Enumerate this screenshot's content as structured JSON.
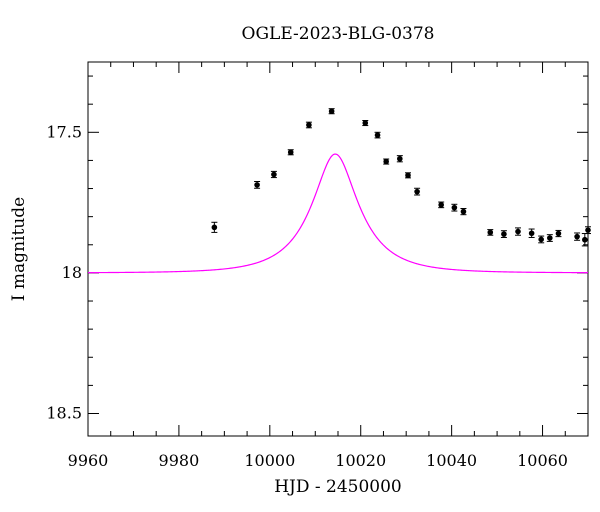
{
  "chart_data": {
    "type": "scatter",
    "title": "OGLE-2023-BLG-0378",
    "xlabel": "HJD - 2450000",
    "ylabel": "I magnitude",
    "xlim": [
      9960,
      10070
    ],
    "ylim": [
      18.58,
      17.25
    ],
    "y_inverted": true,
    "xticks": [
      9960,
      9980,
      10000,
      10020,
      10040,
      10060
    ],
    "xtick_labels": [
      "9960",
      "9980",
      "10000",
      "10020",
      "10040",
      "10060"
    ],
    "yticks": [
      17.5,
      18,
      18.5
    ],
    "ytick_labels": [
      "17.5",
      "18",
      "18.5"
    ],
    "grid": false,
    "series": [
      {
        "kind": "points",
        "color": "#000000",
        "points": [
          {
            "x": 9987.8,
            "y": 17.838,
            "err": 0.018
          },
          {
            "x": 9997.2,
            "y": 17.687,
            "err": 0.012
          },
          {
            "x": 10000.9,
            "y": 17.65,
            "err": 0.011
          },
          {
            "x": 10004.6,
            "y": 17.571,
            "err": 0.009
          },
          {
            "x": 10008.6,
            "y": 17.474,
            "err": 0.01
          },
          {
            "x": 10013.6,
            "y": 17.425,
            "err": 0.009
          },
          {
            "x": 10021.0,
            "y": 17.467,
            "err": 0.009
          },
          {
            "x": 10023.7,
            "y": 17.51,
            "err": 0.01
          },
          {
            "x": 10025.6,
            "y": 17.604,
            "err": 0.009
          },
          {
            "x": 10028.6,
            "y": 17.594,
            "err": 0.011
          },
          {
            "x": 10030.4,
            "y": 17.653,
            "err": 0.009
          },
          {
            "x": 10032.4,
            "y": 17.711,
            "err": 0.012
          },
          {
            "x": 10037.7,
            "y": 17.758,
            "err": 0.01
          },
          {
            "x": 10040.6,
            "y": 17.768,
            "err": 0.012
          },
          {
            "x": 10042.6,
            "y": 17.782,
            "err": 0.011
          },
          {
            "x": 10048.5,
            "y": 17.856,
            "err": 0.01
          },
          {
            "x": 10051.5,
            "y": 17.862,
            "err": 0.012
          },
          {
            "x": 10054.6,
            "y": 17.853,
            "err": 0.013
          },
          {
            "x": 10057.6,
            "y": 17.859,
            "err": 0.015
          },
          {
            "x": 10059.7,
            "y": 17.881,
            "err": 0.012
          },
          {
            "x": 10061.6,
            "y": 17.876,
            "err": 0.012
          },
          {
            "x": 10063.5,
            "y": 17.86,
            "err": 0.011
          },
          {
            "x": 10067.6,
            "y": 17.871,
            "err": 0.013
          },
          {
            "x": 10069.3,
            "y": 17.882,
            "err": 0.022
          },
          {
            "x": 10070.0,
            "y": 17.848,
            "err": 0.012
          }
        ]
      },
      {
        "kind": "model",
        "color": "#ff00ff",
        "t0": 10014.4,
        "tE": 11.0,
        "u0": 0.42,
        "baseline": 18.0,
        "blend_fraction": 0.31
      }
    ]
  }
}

= = =

Objective
Make an exact copy of all entries above, dropping the images.

Expected answer
Enumerate this screenshot's content as structured JSON.
{
  "chart_data": {
    "type": "scatter",
    "title": "OGLE-2023-BLG-0378",
    "xlabel": "HJD - 2450000",
    "ylabel": "I magnitude",
    "xlim": [
      9960,
      10070
    ],
    "ylim": [
      18.58,
      17.25
    ],
    "y_inverted": true,
    "xticks": [
      9960,
      9980,
      10000,
      10020,
      10040,
      10060
    ],
    "xtick_labels": [
      "9960",
      "9980",
      "10000",
      "10020",
      "10040",
      "10060"
    ],
    "yticks": [
      17.5,
      18,
      18.5
    ],
    "ytick_labels": [
      "17.5",
      "18",
      "18.5"
    ],
    "grid": false,
    "series": [
      {
        "kind": "points",
        "color": "#000000",
        "points": [
          {
            "x": 9987.8,
            "y": 17.838,
            "err": 0.018
          },
          {
            "x": 9997.2,
            "y": 17.687,
            "err": 0.012
          },
          {
            "x": 10000.9,
            "y": 17.65,
            "err": 0.011
          },
          {
            "x": 10004.6,
            "y": 17.571,
            "err": 0.009
          },
          {
            "x": 10008.6,
            "y": 17.474,
            "err": 0.01
          },
          {
            "x": 10013.6,
            "y": 17.425,
            "err": 0.009
          },
          {
            "x": 10021.0,
            "y": 17.467,
            "err": 0.009
          },
          {
            "x": 10023.7,
            "y": 17.51,
            "err": 0.01
          },
          {
            "x": 10025.6,
            "y": 17.604,
            "err": 0.009
          },
          {
            "x": 10028.6,
            "y": 17.594,
            "err": 0.011
          },
          {
            "x": 10030.4,
            "y": 17.653,
            "err": 0.009
          },
          {
            "x": 10032.4,
            "y": 17.711,
            "err": 0.012
          },
          {
            "x": 10037.7,
            "y": 17.758,
            "err": 0.01
          },
          {
            "x": 10040.6,
            "y": 17.768,
            "err": 0.012
          },
          {
            "x": 10042.6,
            "y": 17.782,
            "err": 0.011
          },
          {
            "x": 10048.5,
            "y": 17.856,
            "err": 0.01
          },
          {
            "x": 10051.5,
            "y": 17.862,
            "err": 0.012
          },
          {
            "x": 10054.6,
            "y": 17.853,
            "err": 0.013
          },
          {
            "x": 10057.6,
            "y": 17.859,
            "err": 0.015
          },
          {
            "x": 10059.7,
            "y": 17.881,
            "err": 0.012
          },
          {
            "x": 10061.6,
            "y": 17.876,
            "err": 0.012
          },
          {
            "x": 10063.5,
            "y": 17.86,
            "err": 0.011
          },
          {
            "x": 10067.6,
            "y": 17.871,
            "err": 0.013
          },
          {
            "x": 10069.3,
            "y": 17.882,
            "err": 0.022
          },
          {
            "x": 10070.0,
            "y": 17.848,
            "err": 0.012
          }
        ]
      },
      {
        "kind": "model",
        "color": "#ff00ff",
        "t0": 10014.4,
        "tE": 11.0,
        "u0": 0.42,
        "baseline": 18.0,
        "blend_fraction": 0.31
      }
    ]
  }
}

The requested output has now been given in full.